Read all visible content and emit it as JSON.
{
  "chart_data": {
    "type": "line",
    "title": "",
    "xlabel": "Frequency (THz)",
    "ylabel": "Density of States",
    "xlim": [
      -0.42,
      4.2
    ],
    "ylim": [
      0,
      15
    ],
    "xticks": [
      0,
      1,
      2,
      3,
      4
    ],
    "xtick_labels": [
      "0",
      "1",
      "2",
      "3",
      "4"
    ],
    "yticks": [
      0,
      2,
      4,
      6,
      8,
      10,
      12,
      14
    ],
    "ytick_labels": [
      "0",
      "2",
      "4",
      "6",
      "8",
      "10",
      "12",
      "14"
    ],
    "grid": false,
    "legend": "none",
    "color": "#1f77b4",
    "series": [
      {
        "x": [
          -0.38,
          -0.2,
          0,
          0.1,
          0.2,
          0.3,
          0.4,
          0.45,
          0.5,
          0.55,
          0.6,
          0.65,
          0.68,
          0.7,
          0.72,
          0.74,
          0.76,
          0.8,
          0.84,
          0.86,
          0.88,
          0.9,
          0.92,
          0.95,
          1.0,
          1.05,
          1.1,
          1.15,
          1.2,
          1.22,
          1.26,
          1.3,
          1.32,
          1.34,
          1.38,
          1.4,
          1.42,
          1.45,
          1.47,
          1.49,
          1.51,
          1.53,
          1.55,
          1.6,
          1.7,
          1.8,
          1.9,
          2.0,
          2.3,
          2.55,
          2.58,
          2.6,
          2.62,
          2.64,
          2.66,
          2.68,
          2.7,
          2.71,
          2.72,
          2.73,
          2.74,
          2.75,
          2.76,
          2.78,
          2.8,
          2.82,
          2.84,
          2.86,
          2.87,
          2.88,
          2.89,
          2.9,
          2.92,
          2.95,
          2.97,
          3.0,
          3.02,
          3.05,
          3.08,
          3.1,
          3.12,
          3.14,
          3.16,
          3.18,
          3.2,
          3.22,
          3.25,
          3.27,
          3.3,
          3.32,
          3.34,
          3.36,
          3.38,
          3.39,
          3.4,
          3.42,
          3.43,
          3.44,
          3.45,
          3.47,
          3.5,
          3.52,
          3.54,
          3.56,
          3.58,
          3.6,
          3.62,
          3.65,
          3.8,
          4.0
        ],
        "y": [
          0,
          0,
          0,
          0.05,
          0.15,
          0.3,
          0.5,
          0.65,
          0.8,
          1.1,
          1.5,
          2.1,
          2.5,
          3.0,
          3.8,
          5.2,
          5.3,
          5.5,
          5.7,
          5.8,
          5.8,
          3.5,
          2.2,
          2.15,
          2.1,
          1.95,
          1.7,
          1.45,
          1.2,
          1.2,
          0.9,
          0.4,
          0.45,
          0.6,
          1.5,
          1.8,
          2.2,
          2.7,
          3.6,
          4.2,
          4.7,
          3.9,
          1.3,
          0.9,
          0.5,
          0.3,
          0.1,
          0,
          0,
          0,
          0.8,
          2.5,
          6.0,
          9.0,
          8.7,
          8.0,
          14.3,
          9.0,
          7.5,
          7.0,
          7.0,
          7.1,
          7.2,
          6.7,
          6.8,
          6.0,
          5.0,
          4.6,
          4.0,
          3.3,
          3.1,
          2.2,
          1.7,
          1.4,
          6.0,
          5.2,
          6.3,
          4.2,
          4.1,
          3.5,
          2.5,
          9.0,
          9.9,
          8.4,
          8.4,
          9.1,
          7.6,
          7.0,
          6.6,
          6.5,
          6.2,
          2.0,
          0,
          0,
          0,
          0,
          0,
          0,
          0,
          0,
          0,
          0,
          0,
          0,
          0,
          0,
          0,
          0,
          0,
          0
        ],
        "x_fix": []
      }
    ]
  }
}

● WORK INSTRUCTIONS
Return all of the entries exactly as written.

● TASK RESPONSE
Read all visible content and emit it as JSON.
{
  "chart_data": {
    "type": "line",
    "title": "",
    "xlabel": "Frequency (THz)",
    "ylabel": "Density of States",
    "xlim": [
      -0.42,
      4.2
    ],
    "ylim": [
      0,
      15
    ],
    "xticks": [
      0,
      1,
      2,
      3,
      4
    ],
    "xtick_labels": [
      "0",
      "1",
      "2",
      "3",
      "4"
    ],
    "yticks": [
      0,
      2,
      4,
      6,
      8,
      10,
      12,
      14
    ],
    "ytick_labels": [
      "0",
      "2",
      "4",
      "6",
      "8",
      "10",
      "12",
      "14"
    ],
    "grid": false,
    "legend": "none",
    "color": "#1f77b4",
    "series": [
      {
        "x": [
          -0.38,
          -0.2,
          0,
          0.1,
          0.2,
          0.3,
          0.4,
          0.45,
          0.5,
          0.55,
          0.6,
          0.65,
          0.68,
          0.7,
          0.72,
          0.74,
          0.76,
          0.8,
          0.84,
          0.86,
          0.88,
          0.9,
          0.92,
          0.95,
          1.0,
          1.05,
          1.1,
          1.15,
          1.2,
          1.22,
          1.26,
          1.3,
          1.32,
          1.34,
          1.38,
          1.4,
          1.42,
          1.45,
          1.47,
          1.49,
          1.51,
          1.53,
          1.55,
          1.6,
          1.7,
          1.8,
          1.9,
          2.0,
          2.3,
          2.55,
          2.58,
          2.6,
          2.62,
          2.64,
          2.66,
          2.68,
          2.7,
          2.71,
          2.72,
          2.73,
          2.74,
          2.75,
          2.76,
          2.78,
          2.8,
          2.82,
          2.84,
          2.86,
          2.87,
          2.88,
          2.89,
          2.9,
          2.92,
          2.95,
          2.97,
          3.0,
          3.02,
          3.05,
          3.08,
          3.1,
          3.12,
          3.14,
          3.16,
          3.18,
          3.2,
          3.22,
          3.25,
          3.27,
          3.3,
          3.32,
          3.34,
          3.36,
          3.38,
          3.39,
          3.4,
          3.42,
          3.43,
          3.44,
          3.45,
          3.47,
          3.5,
          3.52,
          3.54,
          3.56,
          3.58,
          3.6,
          3.62,
          3.65,
          3.8,
          4.0
        ],
        "y": [
          0,
          0,
          0,
          0.05,
          0.15,
          0.3,
          0.5,
          0.65,
          0.8,
          1.1,
          1.5,
          2.1,
          2.5,
          3.0,
          3.8,
          5.2,
          5.3,
          5.5,
          5.7,
          5.8,
          5.8,
          3.5,
          2.2,
          2.15,
          2.1,
          1.95,
          1.7,
          1.45,
          1.2,
          1.2,
          0.9,
          0.4,
          0.45,
          0.6,
          1.5,
          1.8,
          2.2,
          2.7,
          3.6,
          4.2,
          4.7,
          3.9,
          1.3,
          0.9,
          0.5,
          0.3,
          0.1,
          0,
          0,
          0,
          0.8,
          2.5,
          6.0,
          9.0,
          8.7,
          8.0,
          14.3,
          9.0,
          7.5,
          7.0,
          7.0,
          7.1,
          7.2,
          6.7,
          6.8,
          6.0,
          5.0,
          4.6,
          4.0,
          3.3,
          3.1,
          2.2,
          1.7,
          1.4,
          6.0,
          5.2,
          6.3,
          4.2,
          4.1,
          3.5,
          2.5,
          9.0,
          9.9,
          8.4,
          8.4,
          9.1,
          7.6,
          7.0,
          6.6,
          6.5,
          6.2,
          2.0,
          0,
          0,
          0,
          0,
          0,
          0,
          0,
          0,
          0,
          0,
          0,
          0,
          0,
          0,
          0,
          0,
          0,
          0
        ],
        "x_fix": []
      }
    ]
  }
}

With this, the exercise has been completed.